**TASKS FOR THIS EXERCISE**
- A) Summarize the architecture passage in two sentences.
- B) Please transcribe the architecture passage between "In 1762, James" and "the Capitol Building.", inclusive.

**DOCUMENT TEXT**
In 1762, James Adam invented a British order featuring the heraldic lion and unicorn. In 1789, George Dance invented the Ammonite order, a variant of Ionic substituting volutes in the form of fossil ammonites for Boydell Shakespeare Gallery in Pall Mall, London. In the United States, Benjamin Latrobe, the architect of the Capitol Building in Washington DC, designed a series of American orders. Most famous is the order substituting corncobs and their husks, which was executed by Giuseppe Franzoni and installed in a vestibule of the Capitol Building.
Beaux-Arts
The same concept, in the somewhat more restrained form of allegorical sculpture and inscriptions, became one of the hallmarks of Beaux-Arts structures, and thereby filtered through to American civic architecture. One fine example is the 1901 New York Yacht Club building on 44th Street in Manhattan, designed by the team of Warren and Wetmore. Its three front windows are patterned on the sterns of early Dutch ships, and the façade fairly drips with nautical-themed applied sculpture. The same team designed the 1912 Grand Central Terminal, which also contains self-explaining architectural elements in the form of the oversized allegorical sculpture group, and in the ingenious way that the shapes, surfaces, steps, arches, ramps and passageways inherent in the structure constitute a language that helps visitors orient themselves and find their way through the building.

**DATA SHOWN**
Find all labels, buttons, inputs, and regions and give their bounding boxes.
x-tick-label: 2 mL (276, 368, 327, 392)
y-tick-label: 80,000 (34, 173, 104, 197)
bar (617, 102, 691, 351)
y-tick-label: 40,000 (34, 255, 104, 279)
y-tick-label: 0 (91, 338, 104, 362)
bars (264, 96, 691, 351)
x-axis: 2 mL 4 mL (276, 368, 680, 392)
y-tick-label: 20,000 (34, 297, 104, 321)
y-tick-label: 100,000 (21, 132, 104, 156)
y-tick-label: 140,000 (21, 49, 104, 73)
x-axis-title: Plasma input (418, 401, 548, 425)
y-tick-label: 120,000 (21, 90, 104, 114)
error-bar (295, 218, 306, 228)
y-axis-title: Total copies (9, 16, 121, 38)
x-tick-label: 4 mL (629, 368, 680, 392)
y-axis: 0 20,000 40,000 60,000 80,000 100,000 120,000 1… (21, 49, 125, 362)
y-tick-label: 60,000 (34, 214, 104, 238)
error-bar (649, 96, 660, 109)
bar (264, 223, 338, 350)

**TASK ANSWERS**
- A) Architects invented new orders, including James Adam's British order of 1762 with the heraldic lion and unicorn, George Dance's Ammonite order of 1789 with volutes shaped like fossil ammonites, and Benjamin Latrobe's American orders, the best known of which uses corncobs and their husks and was installed in a vestibule of the Capitol Building. A more restrained form of this idea, using allegorical sculpture and inscriptions, became a hallmark of Beaux-Arts buildings, such as Warren and Wetmore's 1901 New York Yacht Club with its nautical-themed sculpture and their 1912 Grand Central Terminal, whose sculpture and structural forms help visitors find their way through the building.

- B)
In 1762, James Adam invented a British order featuring the heraldic lion and unicorn. In 1789, George Dance invented the Ammonite order, a variant of Ionic substituting volutes in the form of fossil ammonites for Boydell Shakespeare Gallery in Pall Mall, London. In the United States, Benjamin Latrobe, the architect of the Capitol Building in Washington DC, designed a series of American orders. Most famous is the order substituting corncobs and their husks, which was executed by Giuseppe Franzoni and installed in a vestibule of the Capitol Building.